→ WHAT YOU SHOULD DO
Locate the string "escuela" in the listing below. Copy every line where it is found.

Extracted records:
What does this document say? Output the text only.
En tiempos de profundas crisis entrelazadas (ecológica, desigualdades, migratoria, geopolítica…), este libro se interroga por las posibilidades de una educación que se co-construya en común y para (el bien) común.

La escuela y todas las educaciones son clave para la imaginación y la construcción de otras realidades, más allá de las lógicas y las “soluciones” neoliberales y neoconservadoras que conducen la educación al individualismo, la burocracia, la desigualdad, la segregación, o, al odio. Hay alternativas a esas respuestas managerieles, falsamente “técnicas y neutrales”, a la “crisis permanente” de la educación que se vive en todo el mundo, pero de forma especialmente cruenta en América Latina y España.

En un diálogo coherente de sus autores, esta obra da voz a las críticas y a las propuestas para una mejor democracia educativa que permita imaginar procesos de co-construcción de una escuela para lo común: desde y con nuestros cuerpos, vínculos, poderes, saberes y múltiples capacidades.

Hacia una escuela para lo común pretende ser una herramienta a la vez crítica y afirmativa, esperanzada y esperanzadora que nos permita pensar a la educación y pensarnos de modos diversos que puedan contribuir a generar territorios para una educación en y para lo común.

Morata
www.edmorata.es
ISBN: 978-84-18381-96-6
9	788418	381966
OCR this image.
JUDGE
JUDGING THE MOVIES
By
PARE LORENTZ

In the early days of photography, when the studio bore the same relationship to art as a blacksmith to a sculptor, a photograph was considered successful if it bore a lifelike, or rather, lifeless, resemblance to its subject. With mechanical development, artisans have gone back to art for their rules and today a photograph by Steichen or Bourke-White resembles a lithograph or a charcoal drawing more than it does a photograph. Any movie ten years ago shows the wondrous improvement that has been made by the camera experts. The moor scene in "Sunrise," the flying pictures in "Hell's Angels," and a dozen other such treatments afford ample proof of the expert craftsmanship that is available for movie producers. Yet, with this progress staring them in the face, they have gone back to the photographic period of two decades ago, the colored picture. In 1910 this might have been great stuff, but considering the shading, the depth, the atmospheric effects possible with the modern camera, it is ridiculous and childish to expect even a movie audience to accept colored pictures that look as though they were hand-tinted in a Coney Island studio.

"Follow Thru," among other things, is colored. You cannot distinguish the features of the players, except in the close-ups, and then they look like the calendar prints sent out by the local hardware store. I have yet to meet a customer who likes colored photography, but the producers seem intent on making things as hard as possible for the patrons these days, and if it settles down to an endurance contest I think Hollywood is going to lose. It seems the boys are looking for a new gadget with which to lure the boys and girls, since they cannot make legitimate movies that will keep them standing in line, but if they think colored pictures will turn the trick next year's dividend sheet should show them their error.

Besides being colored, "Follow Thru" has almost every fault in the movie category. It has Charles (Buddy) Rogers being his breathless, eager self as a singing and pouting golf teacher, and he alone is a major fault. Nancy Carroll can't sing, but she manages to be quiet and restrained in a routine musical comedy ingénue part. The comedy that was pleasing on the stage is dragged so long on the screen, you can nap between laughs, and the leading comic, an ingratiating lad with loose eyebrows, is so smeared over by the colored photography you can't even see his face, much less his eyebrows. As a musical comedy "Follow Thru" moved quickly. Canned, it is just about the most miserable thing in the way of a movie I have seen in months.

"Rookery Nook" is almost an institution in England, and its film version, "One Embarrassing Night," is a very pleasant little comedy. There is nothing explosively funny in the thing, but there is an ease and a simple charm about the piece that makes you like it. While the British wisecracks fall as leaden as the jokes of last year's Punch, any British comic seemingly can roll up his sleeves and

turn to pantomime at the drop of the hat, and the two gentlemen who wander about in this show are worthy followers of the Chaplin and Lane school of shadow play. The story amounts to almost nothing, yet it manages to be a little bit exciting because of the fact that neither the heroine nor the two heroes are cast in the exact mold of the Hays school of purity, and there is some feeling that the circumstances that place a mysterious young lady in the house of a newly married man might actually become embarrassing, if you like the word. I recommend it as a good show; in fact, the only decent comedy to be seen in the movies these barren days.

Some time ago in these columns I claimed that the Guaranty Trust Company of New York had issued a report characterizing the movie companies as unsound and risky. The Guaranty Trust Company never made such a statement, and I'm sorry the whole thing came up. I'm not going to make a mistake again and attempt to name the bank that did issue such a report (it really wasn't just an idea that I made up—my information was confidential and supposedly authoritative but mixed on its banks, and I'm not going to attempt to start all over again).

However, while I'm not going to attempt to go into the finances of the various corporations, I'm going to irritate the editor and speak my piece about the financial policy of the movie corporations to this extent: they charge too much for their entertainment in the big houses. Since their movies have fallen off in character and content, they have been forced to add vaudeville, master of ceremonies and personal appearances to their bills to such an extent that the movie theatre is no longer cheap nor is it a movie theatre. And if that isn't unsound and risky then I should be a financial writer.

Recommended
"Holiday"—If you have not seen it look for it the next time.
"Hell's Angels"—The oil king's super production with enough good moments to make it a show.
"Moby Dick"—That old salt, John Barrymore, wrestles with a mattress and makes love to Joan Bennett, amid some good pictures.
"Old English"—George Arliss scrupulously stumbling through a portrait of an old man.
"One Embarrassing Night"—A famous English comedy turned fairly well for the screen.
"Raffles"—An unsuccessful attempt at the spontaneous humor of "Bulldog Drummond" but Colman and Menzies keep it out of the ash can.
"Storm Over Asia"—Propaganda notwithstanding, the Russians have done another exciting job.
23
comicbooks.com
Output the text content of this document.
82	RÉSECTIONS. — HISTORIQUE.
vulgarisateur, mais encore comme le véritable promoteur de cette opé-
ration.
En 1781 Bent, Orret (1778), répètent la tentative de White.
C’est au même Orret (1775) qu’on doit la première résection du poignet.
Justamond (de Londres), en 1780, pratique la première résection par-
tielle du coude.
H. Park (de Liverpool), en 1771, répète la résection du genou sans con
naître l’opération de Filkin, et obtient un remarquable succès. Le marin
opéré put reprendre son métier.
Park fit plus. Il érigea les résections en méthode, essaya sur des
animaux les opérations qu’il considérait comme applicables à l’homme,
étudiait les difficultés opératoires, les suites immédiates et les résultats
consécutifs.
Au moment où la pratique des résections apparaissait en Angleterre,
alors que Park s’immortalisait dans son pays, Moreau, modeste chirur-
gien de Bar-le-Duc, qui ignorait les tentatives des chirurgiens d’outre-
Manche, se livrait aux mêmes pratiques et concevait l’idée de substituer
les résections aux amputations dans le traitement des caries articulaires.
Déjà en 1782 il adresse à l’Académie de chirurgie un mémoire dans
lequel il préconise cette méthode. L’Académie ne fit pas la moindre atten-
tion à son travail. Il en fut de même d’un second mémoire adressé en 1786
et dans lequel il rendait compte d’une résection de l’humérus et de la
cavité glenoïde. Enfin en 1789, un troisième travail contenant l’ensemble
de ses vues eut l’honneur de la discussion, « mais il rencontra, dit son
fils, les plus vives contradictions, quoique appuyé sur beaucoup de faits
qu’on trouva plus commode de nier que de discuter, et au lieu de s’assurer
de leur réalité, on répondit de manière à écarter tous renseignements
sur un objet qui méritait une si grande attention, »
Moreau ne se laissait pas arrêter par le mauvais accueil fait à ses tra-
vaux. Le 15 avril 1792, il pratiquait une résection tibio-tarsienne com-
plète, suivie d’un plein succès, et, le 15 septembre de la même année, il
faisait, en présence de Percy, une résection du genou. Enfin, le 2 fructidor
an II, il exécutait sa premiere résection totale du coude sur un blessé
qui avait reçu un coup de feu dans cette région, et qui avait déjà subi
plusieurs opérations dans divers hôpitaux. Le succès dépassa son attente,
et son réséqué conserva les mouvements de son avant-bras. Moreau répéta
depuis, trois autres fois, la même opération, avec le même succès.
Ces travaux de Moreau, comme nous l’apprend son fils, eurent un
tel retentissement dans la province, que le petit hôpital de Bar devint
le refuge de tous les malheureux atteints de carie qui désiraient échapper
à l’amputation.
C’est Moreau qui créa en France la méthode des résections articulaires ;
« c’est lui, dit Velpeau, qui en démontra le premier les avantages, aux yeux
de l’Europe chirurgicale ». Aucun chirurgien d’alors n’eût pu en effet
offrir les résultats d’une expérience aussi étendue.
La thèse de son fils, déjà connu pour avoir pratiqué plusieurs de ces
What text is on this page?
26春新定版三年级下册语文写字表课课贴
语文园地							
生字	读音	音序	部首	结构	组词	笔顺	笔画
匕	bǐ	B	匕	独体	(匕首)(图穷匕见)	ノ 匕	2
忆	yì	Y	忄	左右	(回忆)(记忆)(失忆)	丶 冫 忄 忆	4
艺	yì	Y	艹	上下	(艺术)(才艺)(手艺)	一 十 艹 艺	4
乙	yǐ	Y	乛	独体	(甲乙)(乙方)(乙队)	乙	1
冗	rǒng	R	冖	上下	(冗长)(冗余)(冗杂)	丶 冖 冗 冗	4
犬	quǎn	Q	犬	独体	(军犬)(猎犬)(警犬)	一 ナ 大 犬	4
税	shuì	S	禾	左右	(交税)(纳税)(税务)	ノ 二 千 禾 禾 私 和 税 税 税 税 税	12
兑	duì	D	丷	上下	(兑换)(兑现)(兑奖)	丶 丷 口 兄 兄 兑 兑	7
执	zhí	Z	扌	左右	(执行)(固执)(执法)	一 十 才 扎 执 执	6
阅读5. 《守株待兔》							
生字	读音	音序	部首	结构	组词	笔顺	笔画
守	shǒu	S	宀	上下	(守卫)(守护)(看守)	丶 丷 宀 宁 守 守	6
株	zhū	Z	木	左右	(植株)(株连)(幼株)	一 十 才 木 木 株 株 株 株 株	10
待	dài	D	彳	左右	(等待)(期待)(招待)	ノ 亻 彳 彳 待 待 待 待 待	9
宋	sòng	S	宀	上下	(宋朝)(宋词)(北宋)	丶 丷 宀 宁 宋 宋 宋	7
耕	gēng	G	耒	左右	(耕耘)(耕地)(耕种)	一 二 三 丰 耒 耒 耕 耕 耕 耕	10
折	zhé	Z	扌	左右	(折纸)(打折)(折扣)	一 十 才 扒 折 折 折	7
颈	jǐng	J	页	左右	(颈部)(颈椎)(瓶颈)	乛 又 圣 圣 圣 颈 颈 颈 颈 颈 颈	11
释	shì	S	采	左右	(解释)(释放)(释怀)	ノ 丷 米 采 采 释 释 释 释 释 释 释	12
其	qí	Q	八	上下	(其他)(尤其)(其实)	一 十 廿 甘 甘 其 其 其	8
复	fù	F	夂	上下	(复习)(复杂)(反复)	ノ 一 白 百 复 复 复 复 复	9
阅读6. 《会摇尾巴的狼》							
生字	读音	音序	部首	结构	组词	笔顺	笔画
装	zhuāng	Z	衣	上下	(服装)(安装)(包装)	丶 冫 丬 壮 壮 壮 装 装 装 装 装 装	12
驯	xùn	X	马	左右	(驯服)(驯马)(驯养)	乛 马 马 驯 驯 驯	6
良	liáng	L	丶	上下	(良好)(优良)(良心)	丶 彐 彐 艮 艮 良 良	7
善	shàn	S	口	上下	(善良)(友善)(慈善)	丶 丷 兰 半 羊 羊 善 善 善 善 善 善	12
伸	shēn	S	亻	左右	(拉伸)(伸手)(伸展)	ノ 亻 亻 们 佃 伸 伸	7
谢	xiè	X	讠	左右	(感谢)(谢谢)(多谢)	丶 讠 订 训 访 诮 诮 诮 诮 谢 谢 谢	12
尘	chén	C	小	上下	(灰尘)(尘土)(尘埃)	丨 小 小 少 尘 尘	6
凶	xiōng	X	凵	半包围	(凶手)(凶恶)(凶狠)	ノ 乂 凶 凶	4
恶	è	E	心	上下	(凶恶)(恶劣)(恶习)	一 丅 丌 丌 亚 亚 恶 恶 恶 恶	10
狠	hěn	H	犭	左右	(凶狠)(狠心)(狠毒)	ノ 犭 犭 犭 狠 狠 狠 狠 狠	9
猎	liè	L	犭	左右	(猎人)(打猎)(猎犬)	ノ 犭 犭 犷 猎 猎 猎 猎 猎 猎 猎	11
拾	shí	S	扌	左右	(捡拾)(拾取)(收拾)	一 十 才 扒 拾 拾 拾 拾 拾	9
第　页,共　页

→ EXERCISE RESPONSE
La escuela y todas las educaciones son clave para la imaginación y la construcción de otras realidades, más allá de las lógicas y las “soluciones” neoliberales y neoconservadoras que conducen la educación al individualismo, la burocracia, la desigualdad, la segregación, o, al odio. Hay alternativas a esas respuestas managerieles, falsamente “técnicas y neutrales”, a la “crisis permanente” de la educación que se vive en todo el mundo, pero de forma especialmente cruenta en América Latina y España.
En un diálogo coherente de sus autores, esta obra da voz a las críticas y a las propuestas para una mejor democracia educativa que permita imaginar procesos de co-construcción de una escuela para lo común: desde y con nuestros cuerpos, vínculos, poderes, saberes y múltiples capacidades.
Hacia una escuela para lo común pretende ser una herramienta a la vez crítica y afirmativa, esperanzada y esperanzadora que nos permita pensar a la educación y pensarnos de modos diversos que puedan contribuir a generar territorios para una educación en y para lo común.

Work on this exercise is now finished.